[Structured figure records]

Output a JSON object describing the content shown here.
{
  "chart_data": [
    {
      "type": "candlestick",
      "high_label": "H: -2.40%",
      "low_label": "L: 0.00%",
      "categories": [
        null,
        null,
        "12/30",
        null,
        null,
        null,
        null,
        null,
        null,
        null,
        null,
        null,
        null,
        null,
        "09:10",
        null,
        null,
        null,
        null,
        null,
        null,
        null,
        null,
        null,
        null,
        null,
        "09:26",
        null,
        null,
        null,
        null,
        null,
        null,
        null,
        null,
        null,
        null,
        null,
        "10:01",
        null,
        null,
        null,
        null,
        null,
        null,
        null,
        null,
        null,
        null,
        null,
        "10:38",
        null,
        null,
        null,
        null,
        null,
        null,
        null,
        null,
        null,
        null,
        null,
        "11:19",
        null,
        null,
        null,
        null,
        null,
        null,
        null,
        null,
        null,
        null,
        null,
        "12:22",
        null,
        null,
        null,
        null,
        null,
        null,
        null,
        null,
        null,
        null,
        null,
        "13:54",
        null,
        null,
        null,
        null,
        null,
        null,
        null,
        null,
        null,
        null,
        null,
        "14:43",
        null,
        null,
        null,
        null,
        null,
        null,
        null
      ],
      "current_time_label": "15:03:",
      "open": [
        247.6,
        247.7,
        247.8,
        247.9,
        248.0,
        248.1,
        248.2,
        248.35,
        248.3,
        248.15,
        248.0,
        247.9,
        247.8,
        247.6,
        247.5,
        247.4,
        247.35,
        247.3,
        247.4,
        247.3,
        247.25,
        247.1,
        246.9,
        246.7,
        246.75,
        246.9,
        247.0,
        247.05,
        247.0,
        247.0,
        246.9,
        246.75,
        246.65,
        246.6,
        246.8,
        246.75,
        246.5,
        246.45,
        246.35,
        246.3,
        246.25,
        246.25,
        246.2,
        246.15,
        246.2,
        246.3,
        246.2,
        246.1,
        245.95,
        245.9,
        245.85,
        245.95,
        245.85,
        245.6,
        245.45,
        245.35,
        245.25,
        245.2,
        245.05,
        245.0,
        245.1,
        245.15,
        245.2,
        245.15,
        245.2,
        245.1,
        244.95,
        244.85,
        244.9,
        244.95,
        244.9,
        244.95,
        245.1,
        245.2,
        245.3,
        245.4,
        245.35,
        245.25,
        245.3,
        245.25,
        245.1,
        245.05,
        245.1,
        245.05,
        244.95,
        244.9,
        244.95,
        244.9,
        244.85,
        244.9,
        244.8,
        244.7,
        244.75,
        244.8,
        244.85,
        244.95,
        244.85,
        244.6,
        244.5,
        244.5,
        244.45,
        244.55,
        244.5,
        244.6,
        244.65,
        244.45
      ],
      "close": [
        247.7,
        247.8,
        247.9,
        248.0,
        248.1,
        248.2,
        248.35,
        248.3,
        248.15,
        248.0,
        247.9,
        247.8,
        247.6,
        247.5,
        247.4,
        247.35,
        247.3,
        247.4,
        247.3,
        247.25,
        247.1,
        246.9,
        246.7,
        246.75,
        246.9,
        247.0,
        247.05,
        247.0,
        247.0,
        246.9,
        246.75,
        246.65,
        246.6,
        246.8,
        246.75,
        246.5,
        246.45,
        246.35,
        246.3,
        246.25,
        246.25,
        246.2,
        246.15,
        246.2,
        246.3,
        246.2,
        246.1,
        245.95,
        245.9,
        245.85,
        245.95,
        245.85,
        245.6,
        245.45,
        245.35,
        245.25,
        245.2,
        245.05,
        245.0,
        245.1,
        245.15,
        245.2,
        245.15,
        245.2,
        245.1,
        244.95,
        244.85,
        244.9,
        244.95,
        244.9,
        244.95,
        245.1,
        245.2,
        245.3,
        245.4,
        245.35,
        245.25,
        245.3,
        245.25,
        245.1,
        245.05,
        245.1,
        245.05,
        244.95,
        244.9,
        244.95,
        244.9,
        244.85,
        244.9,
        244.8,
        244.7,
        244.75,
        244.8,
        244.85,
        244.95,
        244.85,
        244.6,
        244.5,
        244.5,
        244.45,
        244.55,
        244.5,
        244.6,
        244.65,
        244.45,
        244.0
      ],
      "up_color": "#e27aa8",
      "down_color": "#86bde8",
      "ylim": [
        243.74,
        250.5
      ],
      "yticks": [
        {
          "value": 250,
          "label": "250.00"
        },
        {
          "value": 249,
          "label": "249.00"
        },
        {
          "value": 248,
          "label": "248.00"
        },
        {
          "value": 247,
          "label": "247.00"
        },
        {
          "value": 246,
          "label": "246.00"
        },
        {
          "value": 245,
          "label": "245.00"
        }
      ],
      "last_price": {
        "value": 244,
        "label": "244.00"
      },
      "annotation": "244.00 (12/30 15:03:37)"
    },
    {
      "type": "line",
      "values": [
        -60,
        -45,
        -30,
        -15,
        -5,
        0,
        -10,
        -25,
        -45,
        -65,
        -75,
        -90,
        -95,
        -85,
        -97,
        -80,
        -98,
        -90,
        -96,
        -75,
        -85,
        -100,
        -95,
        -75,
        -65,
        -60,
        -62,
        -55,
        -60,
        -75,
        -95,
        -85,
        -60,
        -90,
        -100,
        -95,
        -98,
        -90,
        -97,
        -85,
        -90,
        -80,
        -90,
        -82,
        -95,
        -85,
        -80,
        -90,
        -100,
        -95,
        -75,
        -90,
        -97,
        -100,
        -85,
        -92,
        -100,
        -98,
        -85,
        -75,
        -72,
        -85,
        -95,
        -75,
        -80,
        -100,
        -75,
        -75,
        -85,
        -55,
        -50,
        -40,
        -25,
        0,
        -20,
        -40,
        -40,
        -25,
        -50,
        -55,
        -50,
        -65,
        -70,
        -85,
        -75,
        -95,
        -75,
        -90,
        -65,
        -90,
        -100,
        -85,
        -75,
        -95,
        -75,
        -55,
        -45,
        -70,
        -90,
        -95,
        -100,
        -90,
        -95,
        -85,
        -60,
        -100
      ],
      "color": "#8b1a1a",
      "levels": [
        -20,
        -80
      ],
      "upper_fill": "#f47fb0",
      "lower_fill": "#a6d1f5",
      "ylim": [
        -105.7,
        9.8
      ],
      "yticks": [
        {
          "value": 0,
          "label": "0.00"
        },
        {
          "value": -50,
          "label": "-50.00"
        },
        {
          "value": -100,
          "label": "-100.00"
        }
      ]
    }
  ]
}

| Objective |
Every entry should be output exactly as written, please.

| Final result |
Output a JSON object describing the content shown here.
{
  "chart_data": [
    {
      "type": "candlestick",
      "high_label": "H: -2.40%",
      "low_label": "L: 0.00%",
      "categories": [
        null,
        null,
        "12/30",
        null,
        null,
        null,
        null,
        null,
        null,
        null,
        null,
        null,
        null,
        null,
        "09:10",
        null,
        null,
        null,
        null,
        null,
        null,
        null,
        null,
        null,
        null,
        null,
        "09:26",
        null,
        null,
        null,
        null,
        null,
        null,
        null,
        null,
        null,
        null,
        null,
        "10:01",
        null,
        null,
        null,
        null,
        null,
        null,
        null,
        null,
        null,
        null,
        null,
        "10:38",
        null,
        null,
        null,
        null,
        null,
        null,
        null,
        null,
        null,
        null,
        null,
        "11:19",
        null,
        null,
        null,
        null,
        null,
        null,
        null,
        null,
        null,
        null,
        null,
        "12:22",
        null,
        null,
        null,
        null,
        null,
        null,
        null,
        null,
        null,
        null,
        null,
        "13:54",
        null,
        null,
        null,
        null,
        null,
        null,
        null,
        null,
        null,
        null,
        null,
        "14:43",
        null,
        null,
        null,
        null,
        null,
        null,
        null
      ],
      "current_time_label": "15:03:",
      "open": [
        247.6,
        247.7,
        247.8,
        247.9,
        248.0,
        248.1,
        248.2,
        248.35,
        248.3,
        248.15,
        248.0,
        247.9,
        247.8,
        247.6,
        247.5,
        247.4,
        247.35,
        247.3,
        247.4,
        247.3,
        247.25,
        247.1,
        246.9,
        246.7,
        246.75,
        246.9,
        247.0,
        247.05,
        247.0,
        247.0,
        246.9,
        246.75,
        246.65,
        246.6,
        246.8,
        246.75,
        246.5,
        246.45,
        246.35,
        246.3,
        246.25,
        246.25,
        246.2,
        246.15,
        246.2,
        246.3,
        246.2,
        246.1,
        245.95,
        245.9,
        245.85,
        245.95,
        245.85,
        245.6,
        245.45,
        245.35,
        245.25,
        245.2,
        245.05,
        245.0,
        245.1,
        245.15,
        245.2,
        245.15,
        245.2,
        245.1,
        244.95,
        244.85,
        244.9,
        244.95,
        244.9,
        244.95,
        245.1,
        245.2,
        245.3,
        245.4,
        245.35,
        245.25,
        245.3,
        245.25,
        245.1,
        245.05,
        245.1,
        245.05,
        244.95,
        244.9,
        244.95,
        244.9,
        244.85,
        244.9,
        244.8,
        244.7,
        244.75,
        244.8,
        244.85,
        244.95,
        244.85,
        244.6,
        244.5,
        244.5,
        244.45,
        244.55,
        244.5,
        244.6,
        244.65,
        244.45
      ],
      "close": [
        247.7,
        247.8,
        247.9,
        248.0,
        248.1,
        248.2,
        248.35,
        248.3,
        248.15,
        248.0,
        247.9,
        247.8,
        247.6,
        247.5,
        247.4,
        247.35,
        247.3,
        247.4,
        247.3,
        247.25,
        247.1,
        246.9,
        246.7,
        246.75,
        246.9,
        247.0,
        247.05,
        247.0,
        247.0,
        246.9,
        246.75,
        246.65,
        246.6,
        246.8,
        246.75,
        246.5,
        246.45,
        246.35,
        246.3,
        246.25,
        246.25,
        246.2,
        246.15,
        246.2,
        246.3,
        246.2,
        246.1,
        245.95,
        245.9,
        245.85,
        245.95,
        245.85,
        245.6,
        245.45,
        245.35,
        245.25,
        245.2,
        245.05,
        245.0,
        245.1,
        245.15,
        245.2,
        245.15,
        245.2,
        245.1,
        244.95,
        244.85,
        244.9,
        244.95,
        244.9,
        244.95,
        245.1,
        245.2,
        245.3,
        245.4,
        245.35,
        245.25,
        245.3,
        245.25,
        245.1,
        245.05,
        245.1,
        245.05,
        244.95,
        244.9,
        244.95,
        244.9,
        244.85,
        244.9,
        244.8,
        244.7,
        244.75,
        244.8,
        244.85,
        244.95,
        244.85,
        244.6,
        244.5,
        244.5,
        244.45,
        244.55,
        244.5,
        244.6,
        244.65,
        244.45,
        244.0
      ],
      "up_color": "#e27aa8",
      "down_color": "#86bde8",
      "ylim": [
        243.74,
        250.5
      ],
      "yticks": [
        {
          "value": 250,
          "label": "250.00"
        },
        {
          "value": 249,
          "label": "249.00"
        },
        {
          "value": 248,
          "label": "248.00"
        },
        {
          "value": 247,
          "label": "247.00"
        },
        {
          "value": 246,
          "label": "246.00"
        },
        {
          "value": 245,
          "label": "245.00"
        }
      ],
      "last_price": {
        "value": 244,
        "label": "244.00"
      },
      "annotation": "244.00 (12/30 15:03:37)"
    },
    {
      "type": "line",
      "values": [
        -60,
        -45,
        -30,
        -15,
        -5,
        0,
        -10,
        -25,
        -45,
        -65,
        -75,
        -90,
        -95,
        -85,
        -97,
        -80,
        -98,
        -90,
        -96,
        -75,
        -85,
        -100,
        -95,
        -75,
        -65,
        -60,
        -62,
        -55,
        -60,
        -75,
        -95,
        -85,
        -60,
        -90,
        -100,
        -95,
        -98,
        -90,
        -97,
        -85,
        -90,
        -80,
        -90,
        -82,
        -95,
        -85,
        -80,
        -90,
        -100,
        -95,
        -75,
        -90,
        -97,
        -100,
        -85,
        -92,
        -100,
        -98,
        -85,
        -75,
        -72,
        -85,
        -95,
        -75,
        -80,
        -100,
        -75,
        -75,
        -85,
        -55,
        -50,
        -40,
        -25,
        0,
        -20,
        -40,
        -40,
        -25,
        -50,
        -55,
        -50,
        -65,
        -70,
        -85,
        -75,
        -95,
        -75,
        -90,
        -65,
        -90,
        -100,
        -85,
        -75,
        -95,
        -75,
        -55,
        -45,
        -70,
        -90,
        -95,
        -100,
        -90,
        -95,
        -85,
        -60,
        -100
      ],
      "color": "#8b1a1a",
      "levels": [
        -20,
        -80
      ],
      "upper_fill": "#f47fb0",
      "lower_fill": "#a6d1f5",
      "ylim": [
        -105.7,
        9.8
      ],
      "yticks": [
        {
          "value": 0,
          "label": "0.00"
        },
        {
          "value": -50,
          "label": "-50.00"
        },
        {
          "value": -100,
          "label": "-100.00"
        }
      ]
    }
  ]
}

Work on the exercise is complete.